PROBLEM |
Without including any images, reproduce each entry exactly.

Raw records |

· · · · ·

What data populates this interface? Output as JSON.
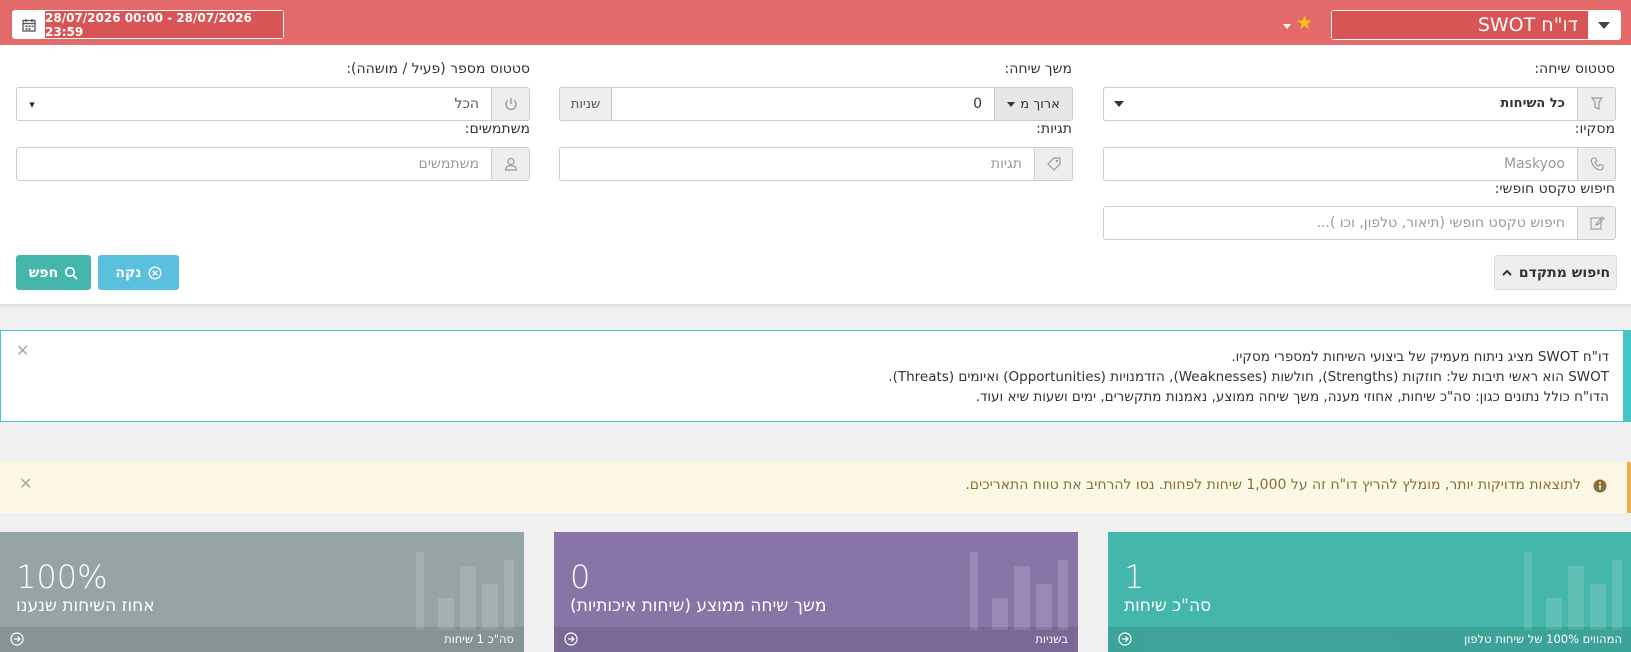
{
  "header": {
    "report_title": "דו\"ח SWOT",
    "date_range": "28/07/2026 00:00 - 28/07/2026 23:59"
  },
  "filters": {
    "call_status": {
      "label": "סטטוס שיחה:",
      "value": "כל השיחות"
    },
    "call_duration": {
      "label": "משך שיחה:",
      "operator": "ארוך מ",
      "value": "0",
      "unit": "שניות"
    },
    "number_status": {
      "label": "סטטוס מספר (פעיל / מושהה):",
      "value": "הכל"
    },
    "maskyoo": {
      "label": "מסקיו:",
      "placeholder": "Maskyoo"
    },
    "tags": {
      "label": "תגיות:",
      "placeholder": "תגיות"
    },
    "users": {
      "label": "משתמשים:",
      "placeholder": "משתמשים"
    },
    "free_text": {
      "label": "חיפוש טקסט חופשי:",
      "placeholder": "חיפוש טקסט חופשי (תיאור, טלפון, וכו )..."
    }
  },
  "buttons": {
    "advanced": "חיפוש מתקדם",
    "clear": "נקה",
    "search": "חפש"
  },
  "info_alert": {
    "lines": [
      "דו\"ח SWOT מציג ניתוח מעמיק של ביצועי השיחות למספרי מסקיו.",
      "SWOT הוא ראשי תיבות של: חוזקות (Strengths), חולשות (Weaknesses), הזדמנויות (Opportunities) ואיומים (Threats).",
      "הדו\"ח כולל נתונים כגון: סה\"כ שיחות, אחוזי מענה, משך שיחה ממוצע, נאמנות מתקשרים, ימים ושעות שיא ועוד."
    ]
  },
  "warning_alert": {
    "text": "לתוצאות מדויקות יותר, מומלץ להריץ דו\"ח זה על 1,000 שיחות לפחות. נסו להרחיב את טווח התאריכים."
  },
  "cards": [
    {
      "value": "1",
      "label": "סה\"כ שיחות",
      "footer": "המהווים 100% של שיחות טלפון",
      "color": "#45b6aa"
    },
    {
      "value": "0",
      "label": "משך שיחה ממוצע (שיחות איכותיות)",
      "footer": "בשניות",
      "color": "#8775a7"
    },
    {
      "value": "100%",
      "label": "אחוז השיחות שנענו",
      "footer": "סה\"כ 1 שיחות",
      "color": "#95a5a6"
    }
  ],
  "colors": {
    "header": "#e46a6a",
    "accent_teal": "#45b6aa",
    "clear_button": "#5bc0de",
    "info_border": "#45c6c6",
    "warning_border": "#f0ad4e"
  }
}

· · · · ·

EXPECTED ANSWER |
What data populates this interface? Output as JSON.
{
  "header": {
    "report_title": "דו\"ח SWOT",
    "date_range": "28/07/2026 00:00 - 28/07/2026 23:59"
  },
  "filters": {
    "call_status": {
      "label": "סטטוס שיחה:",
      "value": "כל השיחות"
    },
    "call_duration": {
      "label": "משך שיחה:",
      "operator": "ארוך מ",
      "value": "0",
      "unit": "שניות"
    },
    "number_status": {
      "label": "סטטוס מספר (פעיל / מושהה):",
      "value": "הכל"
    },
    "maskyoo": {
      "label": "מסקיו:",
      "placeholder": "Maskyoo"
    },
    "tags": {
      "label": "תגיות:",
      "placeholder": "תגיות"
    },
    "users": {
      "label": "משתמשים:",
      "placeholder": "משתמשים"
    },
    "free_text": {
      "label": "חיפוש טקסט חופשי:",
      "placeholder": "חיפוש טקסט חופשי (תיאור, טלפון, וכו )..."
    }
  },
  "buttons": {
    "advanced": "חיפוש מתקדם",
    "clear": "נקה",
    "search": "חפש"
  },
  "info_alert": {
    "lines": [
      "דו\"ח SWOT מציג ניתוח מעמיק של ביצועי השיחות למספרי מסקיו.",
      "SWOT הוא ראשי תיבות של: חוזקות (Strengths), חולשות (Weaknesses), הזדמנויות (Opportunities) ואיומים (Threats).",
      "הדו\"ח כולל נתונים כגון: סה\"כ שיחות, אחוזי מענה, משך שיחה ממוצע, נאמנות מתקשרים, ימים ושעות שיא ועוד."
    ]
  },
  "warning_alert": {
    "text": "לתוצאות מדויקות יותר, מומלץ להריץ דו\"ח זה על 1,000 שיחות לפחות. נסו להרחיב את טווח התאריכים."
  },
  "cards": [
    {
      "value": "1",
      "label": "סה\"כ שיחות",
      "footer": "המהווים 100% של שיחות טלפון",
      "color": "#45b6aa"
    },
    {
      "value": "0",
      "label": "משך שיחה ממוצע (שיחות איכותיות)",
      "footer": "בשניות",
      "color": "#8775a7"
    },
    {
      "value": "100%",
      "label": "אחוז השיחות שנענו",
      "footer": "סה\"כ 1 שיחות",
      "color": "#95a5a6"
    }
  ],
  "colors": {
    "header": "#e46a6a",
    "accent_teal": "#45b6aa",
    "clear_button": "#5bc0de",
    "info_border": "#45c6c6",
    "warning_border": "#f0ad4e"
  }
}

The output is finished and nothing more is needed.